FRAUDE INTERSTADUAL

MPCE denuncia trio por fraude que lesou servidores

Foto do trio preso: Lucas Vitor, Amanda Rafaela e Rodrigo Matheus, acusados de aplicar golpe milionário falsificando documentos.
Lucas Vitor Costa Fontenele, Amanda Rafaela Santos Coutinho e Rodrigo Matheus Muniz da Silva, denunciados por golpe interestadual contra servidores públicos.

Acusados teriam desviado mais de R$ 1 milhão de servidores públicos. O trio foi preso em flagrante em Fortaleza em 27 de abril de 2026, operando com documentos falsificados em pelo menos quatro estados e no Distrito Federal.

O Ministério Público do Ceará (MPCE) denunciou, nesta terça-feira, 12 de maio de 2026, um trio por orquestrar um golpe interestadual milionário que falsificou documentos de servidores públicos, gerando um prejuízo superior a R$ 1 milhão. A medida, que visa responsabilizar os envolvidos e proteger a integridade de dados e finanças públicas, ocorre após a prisão em flagrante dos acusados em Fortaleza, no último dia 27 de abril de 2026, e expõe a vulnerabilidade de sistemas e a ousadia de criminosos que exploram a confiança e os recursos de trabalhadores essenciais à sociedade.

**Questões para responder**
**A)** De acordo com a notícia sobre a fraude contra servidores, em que cidade e em que data o trio foi preso em flagrante?
**B)** Dê continuidade à notícia sobre a fraude contra servidores, começando logo após a última frase apresentada.
Não é preciso consultar os itens para resolver o que se pede.

**Dados fornecidos**
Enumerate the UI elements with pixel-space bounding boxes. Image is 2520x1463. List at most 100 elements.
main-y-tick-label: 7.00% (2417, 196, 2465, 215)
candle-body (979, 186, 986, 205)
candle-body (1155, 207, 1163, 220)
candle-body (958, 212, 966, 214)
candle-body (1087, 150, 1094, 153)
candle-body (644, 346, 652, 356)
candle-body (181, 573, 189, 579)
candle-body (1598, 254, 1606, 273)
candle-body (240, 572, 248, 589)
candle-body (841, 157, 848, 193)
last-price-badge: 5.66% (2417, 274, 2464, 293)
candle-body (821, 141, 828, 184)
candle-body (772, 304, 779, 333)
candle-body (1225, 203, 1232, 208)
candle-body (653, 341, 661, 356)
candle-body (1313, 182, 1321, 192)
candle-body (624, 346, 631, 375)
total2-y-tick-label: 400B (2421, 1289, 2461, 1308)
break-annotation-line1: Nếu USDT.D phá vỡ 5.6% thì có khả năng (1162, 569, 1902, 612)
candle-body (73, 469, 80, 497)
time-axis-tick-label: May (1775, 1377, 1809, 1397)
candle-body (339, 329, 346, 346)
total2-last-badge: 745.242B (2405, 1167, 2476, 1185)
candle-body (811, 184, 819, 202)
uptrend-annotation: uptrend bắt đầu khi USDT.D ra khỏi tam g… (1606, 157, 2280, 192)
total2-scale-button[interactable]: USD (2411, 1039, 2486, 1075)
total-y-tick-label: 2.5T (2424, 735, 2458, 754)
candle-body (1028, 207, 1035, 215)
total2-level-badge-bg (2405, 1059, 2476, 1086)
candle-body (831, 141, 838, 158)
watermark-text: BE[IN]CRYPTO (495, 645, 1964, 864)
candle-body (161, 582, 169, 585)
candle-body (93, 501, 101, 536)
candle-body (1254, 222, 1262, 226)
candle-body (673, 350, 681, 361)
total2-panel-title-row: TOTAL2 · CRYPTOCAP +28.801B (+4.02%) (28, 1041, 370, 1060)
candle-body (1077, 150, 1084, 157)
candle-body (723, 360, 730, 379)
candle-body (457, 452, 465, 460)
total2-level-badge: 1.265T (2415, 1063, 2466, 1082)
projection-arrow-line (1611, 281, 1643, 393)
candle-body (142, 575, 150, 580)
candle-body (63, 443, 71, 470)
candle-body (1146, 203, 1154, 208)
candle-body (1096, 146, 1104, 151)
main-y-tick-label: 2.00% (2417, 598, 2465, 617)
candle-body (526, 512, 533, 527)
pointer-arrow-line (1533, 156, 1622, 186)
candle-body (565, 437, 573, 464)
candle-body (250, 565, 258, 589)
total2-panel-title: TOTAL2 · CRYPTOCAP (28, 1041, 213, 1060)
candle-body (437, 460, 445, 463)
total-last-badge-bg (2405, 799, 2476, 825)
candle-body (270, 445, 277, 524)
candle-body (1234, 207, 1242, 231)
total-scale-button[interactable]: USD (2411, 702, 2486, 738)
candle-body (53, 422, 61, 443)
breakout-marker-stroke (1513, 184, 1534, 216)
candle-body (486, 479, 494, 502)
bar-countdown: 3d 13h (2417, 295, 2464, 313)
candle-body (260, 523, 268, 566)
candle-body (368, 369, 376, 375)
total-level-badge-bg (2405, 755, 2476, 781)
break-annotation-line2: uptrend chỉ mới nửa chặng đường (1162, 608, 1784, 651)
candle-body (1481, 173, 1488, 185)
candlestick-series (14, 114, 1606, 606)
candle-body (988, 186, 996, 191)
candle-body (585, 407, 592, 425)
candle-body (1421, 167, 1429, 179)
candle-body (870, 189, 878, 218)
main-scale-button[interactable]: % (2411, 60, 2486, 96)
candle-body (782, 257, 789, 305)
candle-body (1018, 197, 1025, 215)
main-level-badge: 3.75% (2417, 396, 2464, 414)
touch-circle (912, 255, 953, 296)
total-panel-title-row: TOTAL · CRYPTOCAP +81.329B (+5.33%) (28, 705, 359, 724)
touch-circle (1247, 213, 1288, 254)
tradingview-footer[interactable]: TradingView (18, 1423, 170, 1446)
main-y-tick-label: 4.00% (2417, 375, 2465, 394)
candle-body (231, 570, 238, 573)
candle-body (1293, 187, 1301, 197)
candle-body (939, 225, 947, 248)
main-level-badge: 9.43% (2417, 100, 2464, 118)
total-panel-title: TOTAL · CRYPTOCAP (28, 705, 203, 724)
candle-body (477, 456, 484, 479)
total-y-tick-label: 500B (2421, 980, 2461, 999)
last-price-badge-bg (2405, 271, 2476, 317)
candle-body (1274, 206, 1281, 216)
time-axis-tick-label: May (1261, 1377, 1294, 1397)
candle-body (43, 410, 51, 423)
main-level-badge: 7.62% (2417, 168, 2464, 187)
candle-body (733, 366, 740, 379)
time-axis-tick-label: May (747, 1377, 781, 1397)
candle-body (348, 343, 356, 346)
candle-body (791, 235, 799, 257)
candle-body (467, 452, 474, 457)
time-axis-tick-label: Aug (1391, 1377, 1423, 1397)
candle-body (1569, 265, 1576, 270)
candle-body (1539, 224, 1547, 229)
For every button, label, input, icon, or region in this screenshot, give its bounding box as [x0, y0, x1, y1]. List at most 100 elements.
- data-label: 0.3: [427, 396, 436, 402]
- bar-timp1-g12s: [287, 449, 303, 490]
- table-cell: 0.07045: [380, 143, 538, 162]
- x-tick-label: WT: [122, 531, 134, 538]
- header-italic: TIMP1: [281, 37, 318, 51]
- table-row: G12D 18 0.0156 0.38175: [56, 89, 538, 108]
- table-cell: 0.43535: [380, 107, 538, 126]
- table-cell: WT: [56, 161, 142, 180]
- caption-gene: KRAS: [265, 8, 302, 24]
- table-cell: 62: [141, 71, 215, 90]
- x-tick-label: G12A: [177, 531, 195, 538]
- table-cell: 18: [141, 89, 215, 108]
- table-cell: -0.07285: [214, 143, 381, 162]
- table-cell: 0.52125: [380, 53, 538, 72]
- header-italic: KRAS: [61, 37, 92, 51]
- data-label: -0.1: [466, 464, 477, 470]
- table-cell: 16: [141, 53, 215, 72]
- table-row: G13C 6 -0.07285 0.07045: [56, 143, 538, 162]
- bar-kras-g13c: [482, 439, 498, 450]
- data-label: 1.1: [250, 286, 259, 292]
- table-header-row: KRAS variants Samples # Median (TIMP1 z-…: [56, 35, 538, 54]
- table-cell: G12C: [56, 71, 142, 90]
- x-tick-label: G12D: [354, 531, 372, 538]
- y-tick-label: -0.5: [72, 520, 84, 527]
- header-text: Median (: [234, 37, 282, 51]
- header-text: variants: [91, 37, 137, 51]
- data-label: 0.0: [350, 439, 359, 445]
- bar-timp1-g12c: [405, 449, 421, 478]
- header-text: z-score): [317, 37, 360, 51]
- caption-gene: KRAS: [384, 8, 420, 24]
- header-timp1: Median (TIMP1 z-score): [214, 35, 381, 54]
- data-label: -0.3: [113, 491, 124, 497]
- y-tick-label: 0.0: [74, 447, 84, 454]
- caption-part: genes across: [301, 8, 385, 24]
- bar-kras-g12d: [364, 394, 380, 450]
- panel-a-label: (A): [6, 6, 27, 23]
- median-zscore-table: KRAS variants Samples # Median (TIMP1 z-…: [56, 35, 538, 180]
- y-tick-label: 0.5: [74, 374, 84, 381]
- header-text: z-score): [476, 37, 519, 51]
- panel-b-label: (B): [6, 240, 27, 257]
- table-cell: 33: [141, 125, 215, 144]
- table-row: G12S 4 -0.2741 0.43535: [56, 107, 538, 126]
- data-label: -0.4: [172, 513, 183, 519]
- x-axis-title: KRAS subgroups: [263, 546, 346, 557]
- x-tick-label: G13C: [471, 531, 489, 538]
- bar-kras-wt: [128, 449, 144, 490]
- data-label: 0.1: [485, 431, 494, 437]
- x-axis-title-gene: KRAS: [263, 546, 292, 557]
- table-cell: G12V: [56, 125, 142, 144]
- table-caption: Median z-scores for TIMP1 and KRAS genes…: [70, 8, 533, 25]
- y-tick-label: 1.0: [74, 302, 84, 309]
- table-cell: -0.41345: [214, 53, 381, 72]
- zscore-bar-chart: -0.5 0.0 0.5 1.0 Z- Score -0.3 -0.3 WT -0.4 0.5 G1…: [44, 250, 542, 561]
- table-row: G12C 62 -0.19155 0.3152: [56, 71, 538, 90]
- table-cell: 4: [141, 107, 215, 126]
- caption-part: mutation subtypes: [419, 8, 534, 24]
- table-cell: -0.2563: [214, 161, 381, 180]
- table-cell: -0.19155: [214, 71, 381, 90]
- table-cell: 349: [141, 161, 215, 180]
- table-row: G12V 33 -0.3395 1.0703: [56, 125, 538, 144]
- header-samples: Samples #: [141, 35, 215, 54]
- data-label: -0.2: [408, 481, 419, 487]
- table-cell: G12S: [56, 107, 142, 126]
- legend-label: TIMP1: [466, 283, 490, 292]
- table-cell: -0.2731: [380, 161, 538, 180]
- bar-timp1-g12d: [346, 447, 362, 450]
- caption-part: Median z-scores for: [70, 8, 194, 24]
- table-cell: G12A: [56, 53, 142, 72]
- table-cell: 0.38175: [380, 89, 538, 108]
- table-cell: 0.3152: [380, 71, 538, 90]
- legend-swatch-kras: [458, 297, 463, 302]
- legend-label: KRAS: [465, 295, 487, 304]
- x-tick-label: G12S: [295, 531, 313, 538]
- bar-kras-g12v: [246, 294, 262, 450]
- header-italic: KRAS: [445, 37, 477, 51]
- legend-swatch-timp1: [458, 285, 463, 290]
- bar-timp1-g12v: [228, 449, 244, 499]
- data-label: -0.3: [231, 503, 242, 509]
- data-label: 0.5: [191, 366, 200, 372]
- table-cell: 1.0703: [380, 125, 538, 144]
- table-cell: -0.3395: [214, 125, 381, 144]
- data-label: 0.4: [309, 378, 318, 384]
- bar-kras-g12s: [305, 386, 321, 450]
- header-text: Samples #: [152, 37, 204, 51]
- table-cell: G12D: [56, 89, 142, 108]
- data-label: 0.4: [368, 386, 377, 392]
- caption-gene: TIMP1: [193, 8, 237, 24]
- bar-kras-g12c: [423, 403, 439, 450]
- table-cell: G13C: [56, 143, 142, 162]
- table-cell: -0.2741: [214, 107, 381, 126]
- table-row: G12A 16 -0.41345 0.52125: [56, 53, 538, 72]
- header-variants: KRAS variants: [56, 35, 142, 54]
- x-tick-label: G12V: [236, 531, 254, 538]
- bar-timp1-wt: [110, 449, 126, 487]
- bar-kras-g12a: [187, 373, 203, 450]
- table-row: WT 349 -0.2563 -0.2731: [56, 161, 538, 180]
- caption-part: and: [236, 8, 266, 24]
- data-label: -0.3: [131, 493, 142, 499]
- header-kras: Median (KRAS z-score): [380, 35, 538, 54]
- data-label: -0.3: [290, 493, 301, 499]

**Respostas por questão**
**A)** Em Fortaleza, em 27 de abril de 2026.

**B)**
Os denunciados Lucas Vitor Costa Fontenele, Amanda Rafaela Santos Coutinho e Rodrigo Matheus Muniz da Silva são acusados pelo MPCE de estelionato, por usar identidades e dados de terceiros para obter vantagens financeiras ilícitas. Além disso, enfrentam acusações de associação criminosa e falsidade ideológica, conforme o processo.

A defesa de Rodrigo Matheus argumentou que ele agiu apenas como motorista para os outros presos e não tinha ciência dos crimes. As defesas dos demais acusados ainda não se manifestaram no processo ou não foram localizadas pela reportagem.

Fraude de Milhões e Alcance Interestadual

O grupo é suspeito de fazer vítimas em pelo menos quatro estados — Piauí, Ceará, Pernambuco e Rio Grande do Sul — e no Distrito Federal. A Polícia Civil estima que os três acusados já subtraíram mais de R$ 1 milhão das vítimas. Eles foram capturados em flagrante enquanto operavam em uma agência bancária na Avenida Bezerra de Menezes, no bairro São Gerardo, em Fortaleza.

A investigação policial revelou que o grupo utilizava fraudes no sistema E-GOV para acessar documentos virtuais de terceiros, como identidade, CNH, contracheque e comprovante de endereço. Com esses dados, abriam contas bancárias, realizavam empréstimos consignados e solicitavam cartões de crédito em nome das vítimas, concentrando seus ataques contra servidores públicos.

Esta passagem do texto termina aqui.